RAW RECORDS
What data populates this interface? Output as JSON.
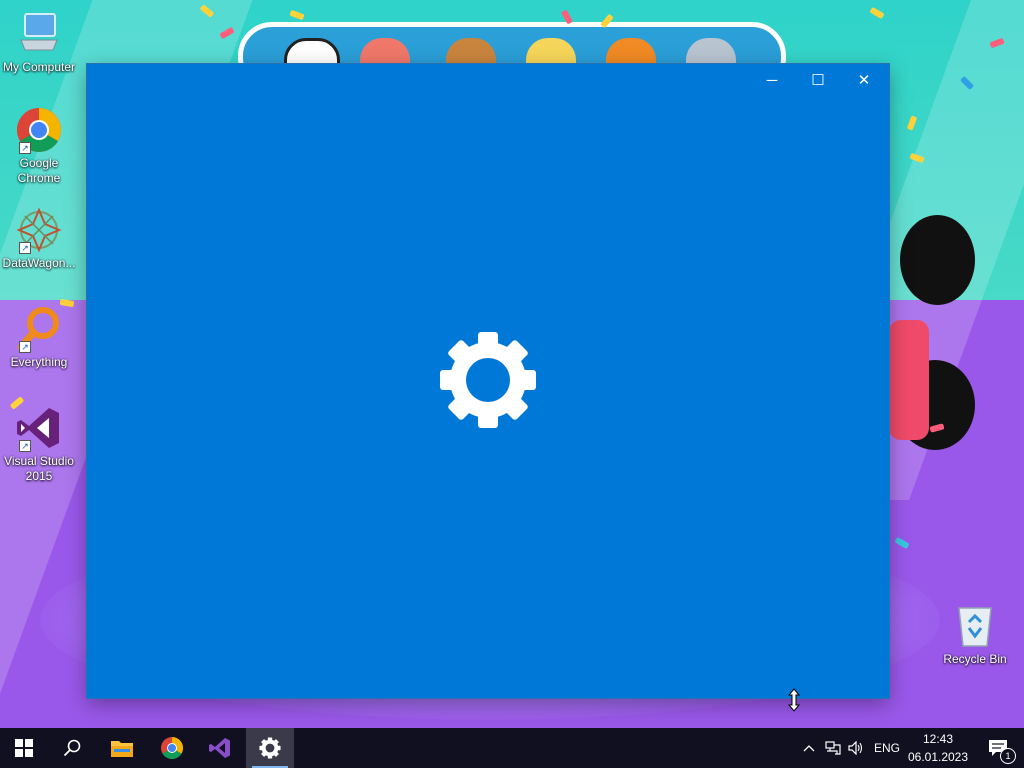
{
  "desktop": {
    "icons": [
      {
        "label": "My Computer",
        "icon": "computer-icon"
      },
      {
        "label": "Google Chrome",
        "icon": "chrome-icon"
      },
      {
        "label": "DataWagon...",
        "icon": "datawagon-icon"
      },
      {
        "label": "Everything",
        "icon": "everything-search-icon"
      },
      {
        "label": "Visual Studio 2015",
        "icon": "visual-studio-icon"
      },
      {
        "label": "Recycle Bin",
        "icon": "recycle-bin-icon"
      }
    ]
  },
  "window": {
    "background": "#0078d7",
    "splash_icon": "gear-icon",
    "controls": {
      "minimize": "─",
      "maximize": "☐",
      "close": "✕"
    }
  },
  "taskbar": {
    "background": "#101020",
    "pinned": [
      {
        "name": "start",
        "icon": "windows-logo-icon"
      },
      {
        "name": "search",
        "icon": "search-icon"
      },
      {
        "name": "file-explorer",
        "icon": "folder-icon"
      },
      {
        "name": "chrome",
        "icon": "chrome-icon"
      },
      {
        "name": "visual-studio",
        "icon": "visual-studio-icon"
      },
      {
        "name": "settings",
        "icon": "gear-icon",
        "active": true
      }
    ],
    "tray": {
      "language": "ENG",
      "time": "12:43",
      "date": "06.01.2023",
      "notification_count": "1"
    }
  }
}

TASK DETAILS
Print the listing above in full, exactly as written. Omit any pictures.

TASK SOLUTION
What data populates this interface? Output as JSON.
{
  "desktop": {
    "icons": [
      {
        "label": "My Computer",
        "icon": "computer-icon"
      },
      {
        "label": "Google Chrome",
        "icon": "chrome-icon"
      },
      {
        "label": "DataWagon...",
        "icon": "datawagon-icon"
      },
      {
        "label": "Everything",
        "icon": "everything-search-icon"
      },
      {
        "label": "Visual Studio 2015",
        "icon": "visual-studio-icon"
      },
      {
        "label": "Recycle Bin",
        "icon": "recycle-bin-icon"
      }
    ]
  },
  "window": {
    "background": "#0078d7",
    "splash_icon": "gear-icon",
    "controls": {
      "minimize": "─",
      "maximize": "☐",
      "close": "✕"
    }
  },
  "taskbar": {
    "background": "#101020",
    "pinned": [
      {
        "name": "start",
        "icon": "windows-logo-icon"
      },
      {
        "name": "search",
        "icon": "search-icon"
      },
      {
        "name": "file-explorer",
        "icon": "folder-icon"
      },
      {
        "name": "chrome",
        "icon": "chrome-icon"
      },
      {
        "name": "visual-studio",
        "icon": "visual-studio-icon"
      },
      {
        "name": "settings",
        "icon": "gear-icon",
        "active": true
      }
    ],
    "tray": {
      "language": "ENG",
      "time": "12:43",
      "date": "06.01.2023",
      "notification_count": "1"
    }
  }
}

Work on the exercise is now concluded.